Prompt: Find the lines containing the word "JSON" and copy every one of them.

Data supplied:
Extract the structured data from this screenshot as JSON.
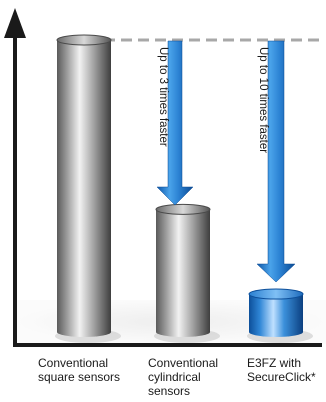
{
  "chart_data": {
    "type": "bar",
    "title": "",
    "xlabel": "",
    "ylabel": "",
    "ylim": [
      0,
      100
    ],
    "grid": false,
    "categories": [
      "Conventional\nsquare sensors",
      "Conventional\ncylindrical\nsensors",
      "E3FZ with\nSecureClick*"
    ],
    "values": [
      100,
      42,
      13
    ],
    "annotations": [
      {
        "text": "Up to 3 times faster",
        "from_category": 0,
        "to_category": 1
      },
      {
        "text": "Up to 10 times faster",
        "from_category": 0,
        "to_category": 2
      }
    ],
    "colors": {
      "gray_bar": "#8a8a8a",
      "blue_bar": "#1f78c8",
      "arrow": "#1a6fc4",
      "axis": "#1a1a1a",
      "reference_line": "#a8a8a8"
    }
  }
}
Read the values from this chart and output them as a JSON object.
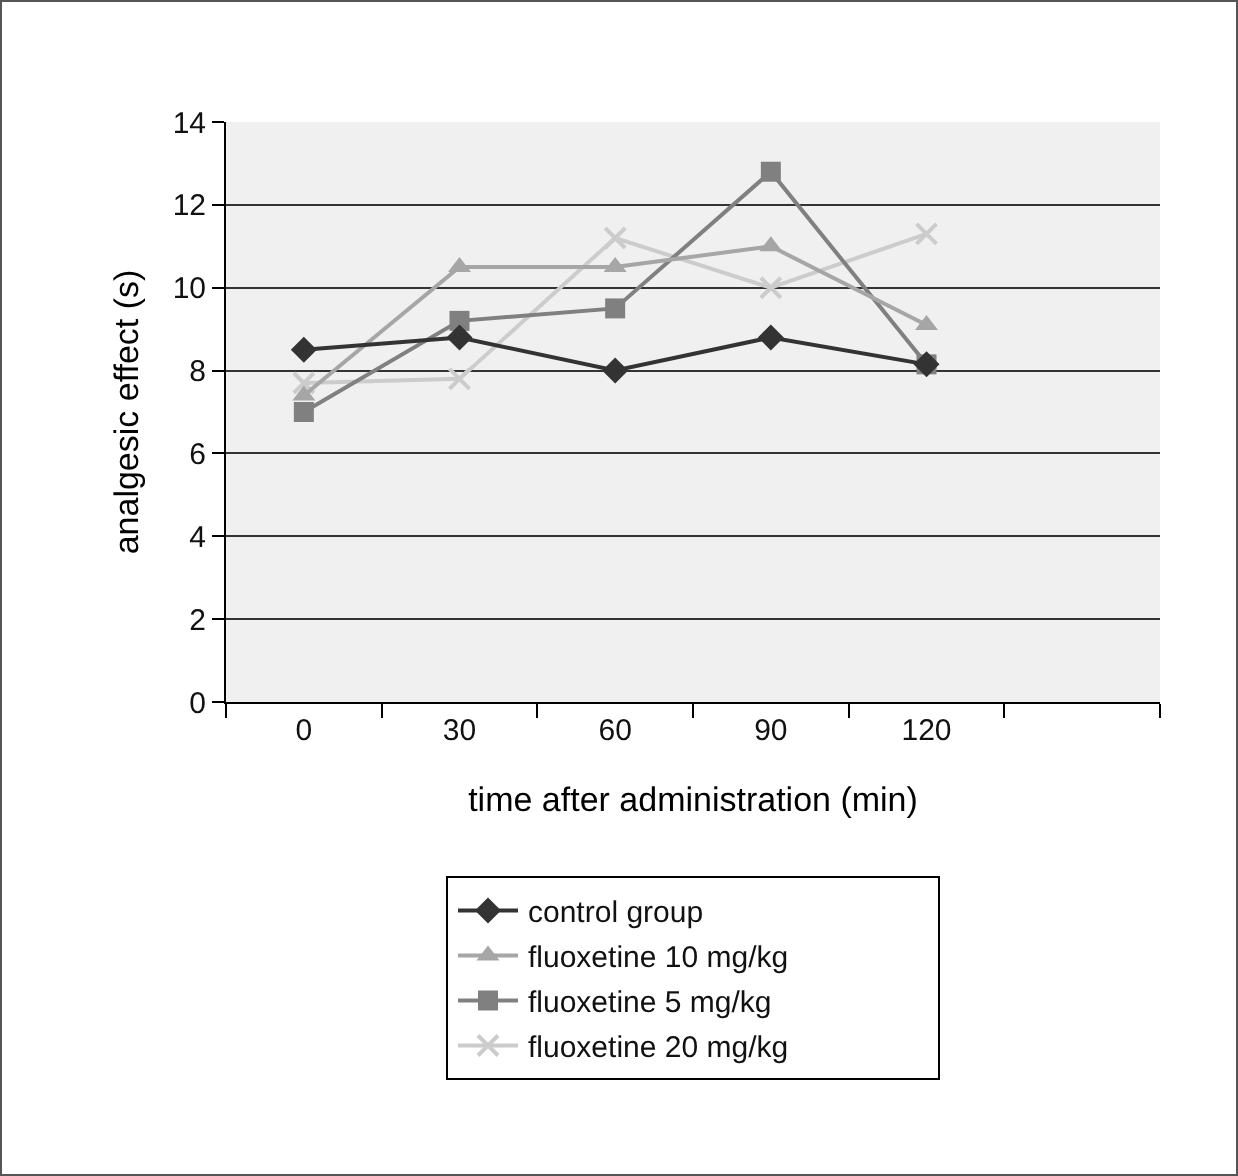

The answer:
Extract the structured data from this screenshot as JSON.
Read the values from this chart and output them as a JSON object.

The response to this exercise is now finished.